── Excerpted records
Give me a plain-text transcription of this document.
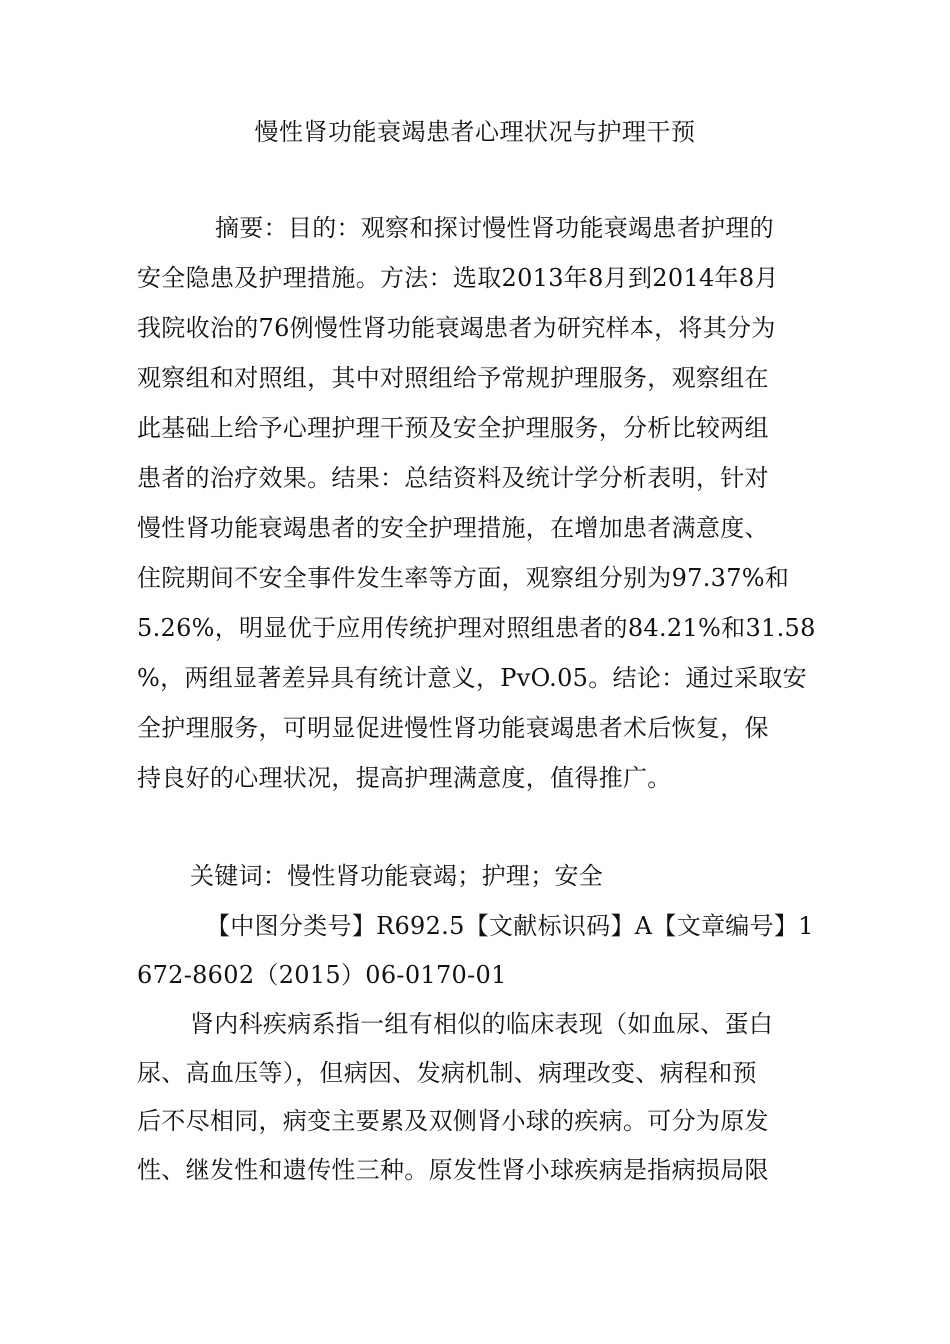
慢性肾功能衰竭患者心理状况与护理干预
摘要：目的：观察和探讨慢性肾功能衰竭患者护理的
安全隐患及护理措施。方法：选取2013年8月到2014年8月
我院收治的76例慢性肾功能衰竭患者为研究样本，将其分为
观察组和对照组，其中对照组给予常规护理服务，观察组在
此基础上给予心理护理干预及安全护理服务，分析比较两组
患者的治疗效果。结果：总结资料及统计学分析表明，针对
慢性肾功能衰竭患者的安全护理措施，在增加患者满意度、
住院期间不安全事件发生率等方面，观察组分别为97.37%和
5.26%，明显优于应用传统护理对照组患者的84.21%和31.58
%，两组显著差异具有统计意义，PvO.05。结论：通过采取安
全护理服务，可明显促进慢性肾功能衰竭患者术后恢复，保
持良好的心理状况，提高护理满意度，值得推广。
关键词：慢性肾功能衰竭；护理；安全
【中图分类号】R692.5【文献标识码】A【文章编号】1
672-8602（2015）06-0170-01
肾内科疾病系指一组有相似的临床表现（如血尿、蛋白
尿、高血压等），但病因、发病机制、病理改变、病程和预
后不尽相同，病变主要累及双侧肾小球的疾病。可分为原发
性、继发性和遗传性三种。原发性肾小球疾病是指病损局限
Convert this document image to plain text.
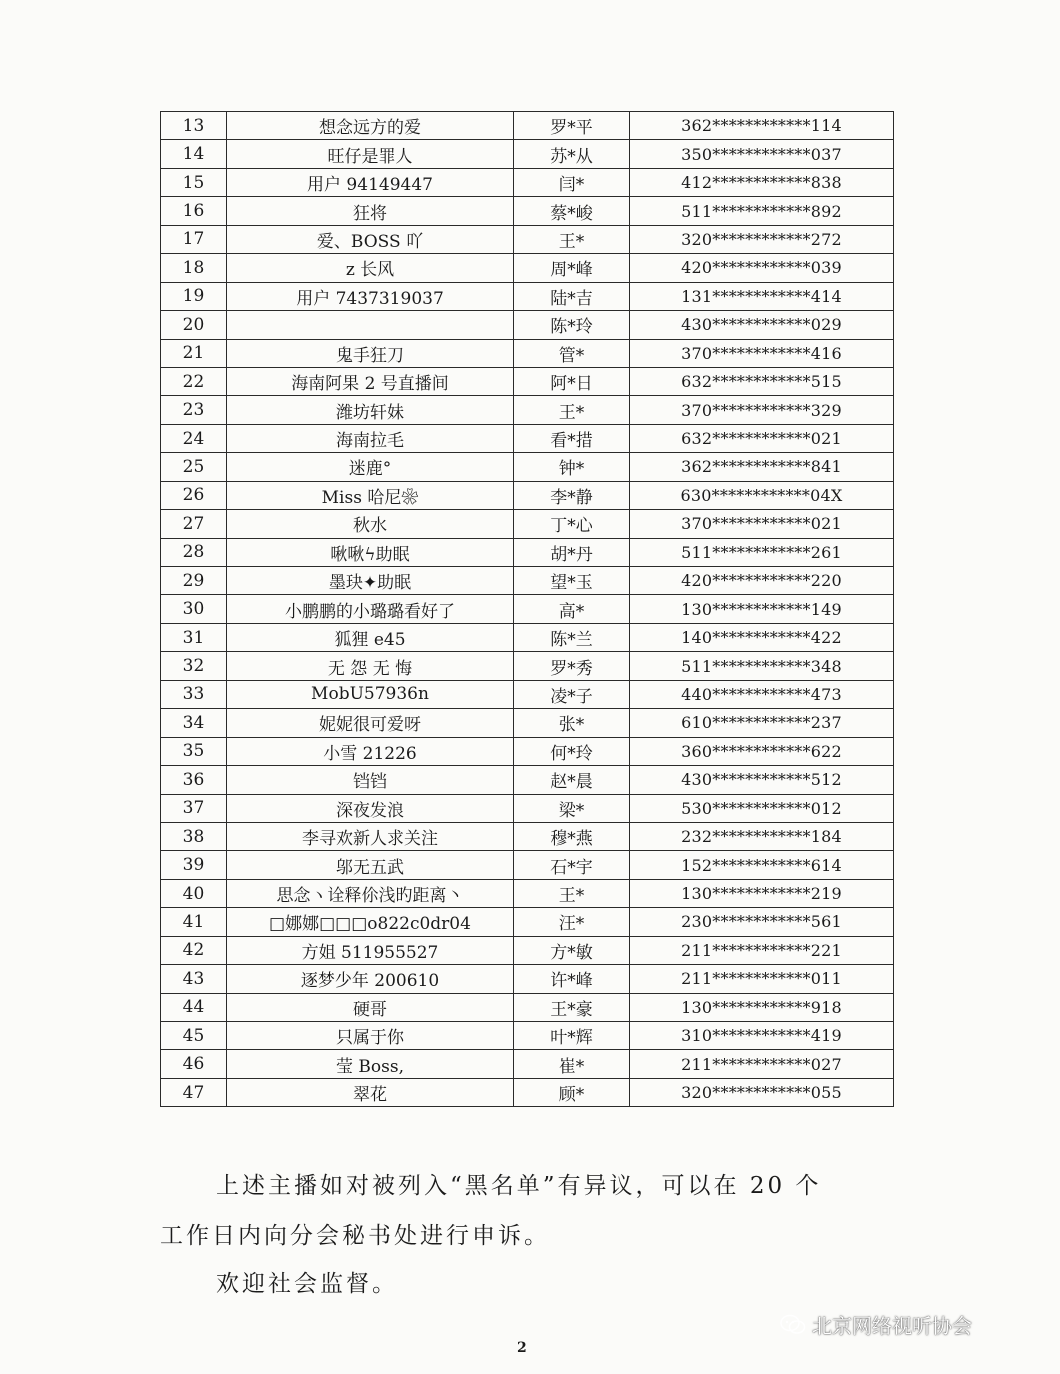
13	想念远方的爱	罗*平	362************114
14	旺仔是罪人	苏*从	350************037
15	用户 94149447	闫*	412************838
16	狂将	蔡*峻	511************892
17	爱、BOSS 吖	王*	320************272
18	z 长风	周*峰	420************039
19	用户 7437319037	陆*吉	131************414
20		陈*玲	430************029
21	鬼手狂刀	管*	370************416
22	海南阿果 2 号直播间	阿*日	632************515
23	潍坊轩妹	王*	370************329
24	海南拉毛	看*措	632************021
25	迷鹿°	钟*	362************841
26	Miss 哈尼❀	李*静	630************04X
27	秋水	丁*心	370************021
28	啾啾ϟ助眠	胡*丹	511************261
29	墨玦✦助眠	望*玉	420************220
30	小鹏鹏的小璐璐看好了	高*	130************149
31	狐狸 e45	陈*兰	140************422
32	无 怨 无 悔	罗*秀	511************348
33	MobU57936n	凌*子	440************473
34	妮妮很可爱呀	张*	610************237
35	小雪 21226	何*玲	360************622
36	铛铛	赵*晨	430************512
37	深夜发浪	梁*	530************012
38	李寻欢新人求关注	穆*燕	232************184
39	邬无五武	石*宇	152************614
40	思念ヽ诠释伱浅旳距离丶	王*	130************219
41	□娜娜□□□o822c0dr04	汪*	230************561
42	方姐 511955527	方*敏	211************221
43	逐梦少年 200610	许*峰	211************011
44	硬哥	王*豪	130************918
45	只属于你	叶*辉	310************419
46	莹 Boss,	崔*	211************027
47	翠花	顾*	320************055
上述主播如对被列入“黑名单”有异议，可以在 20 个
工作日内向分会秘书处进行申诉。
欢迎社会监督。
北京网络视听协会
2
────
What needs to be done:
Write out again every line above exactly as given; the pictures do not belong in the copy.

Task output:
Give me a plain-text transcription of this document.
慢性肾功能衰竭患者心理状况与护理干预
摘要：目的：观察和探讨慢性肾功能衰竭患者护理的
安全隐患及护理措施。方法：选取2013年8月到2014年8月
我院收治的76例慢性肾功能衰竭患者为研究样本，将其分为
观察组和对照组，其中对照组给予常规护理服务，观察组在
此基础上给予心理护理干预及安全护理服务，分析比较两组
患者的治疗效果。结果：总结资料及统计学分析表明，针对
慢性肾功能衰竭患者的安全护理措施，在增加患者满意度、
住院期间不安全事件发生率等方面，观察组分别为97.37%和
5.26%，明显优于应用传统护理对照组患者的84.21%和31.58
%，两组显著差异具有统计意义，PvO.05。结论：通过采取安
全护理服务，可明显促进慢性肾功能衰竭患者术后恢复，保
持良好的心理状况，提高护理满意度，值得推广。
关键词：慢性肾功能衰竭；护理；安全
【中图分类号】R692.5【文献标识码】A【文章编号】1
672-8602（2015）06-0170-01
肾内科疾病系指一组有相似的临床表现（如血尿、蛋白
尿、高血压等），但病因、发病机制、病理改变、病程和预
后不尽相同，病变主要累及双侧肾小球的疾病。可分为原发
性、继发性和遗传性三种。原发性肾小球疾病是指病损局限
Convert this document image to plain text.
13	想念远方的爱	罗*平	362************114
14	旺仔是罪人	苏*从	350************037
15	用户 94149447	闫*	412************838
16	狂将	蔡*峻	511************892
17	爱、BOSS 吖	王*	320************272
18	z 长风	周*峰	420************039
19	用户 7437319037	陆*吉	131************414
20		陈*玲	430************029
21	鬼手狂刀	管*	370************416
22	海南阿果 2 号直播间	阿*日	632************515
23	潍坊轩妹	王*	370************329
24	海南拉毛	看*措	632************021
25	迷鹿°	钟*	362************841
26	Miss 哈尼❀	李*静	630************04X
27	秋水	丁*心	370************021
28	啾啾ϟ助眠	胡*丹	511************261
29	墨玦✦助眠	望*玉	420************220
30	小鹏鹏的小璐璐看好了	高*	130************149
31	狐狸 e45	陈*兰	140************422
32	无 怨 无 悔	罗*秀	511************348
33	MobU57936n	凌*子	440************473
34	妮妮很可爱呀	张*	610************237
35	小雪 21226	何*玲	360************622
36	铛铛	赵*晨	430************512
37	深夜发浪	梁*	530************012
38	李寻欢新人求关注	穆*燕	232************184
39	邬无五武	石*宇	152************614
40	思念ヽ诠释伱浅旳距离丶	王*	130************219
41	□娜娜□□□o822c0dr04	汪*	230************561
42	方姐 511955527	方*敏	211************221
43	逐梦少年 200610	许*峰	211************011
44	硬哥	王*豪	130************918
45	只属于你	叶*辉	310************419
46	莹 Boss,	崔*	211************027
47	翠花	顾*	320************055
上述主播如对被列入“黑名单”有异议，可以在 20 个
工作日内向分会秘书处进行申诉。
欢迎社会监督。
北京网络视听协会
2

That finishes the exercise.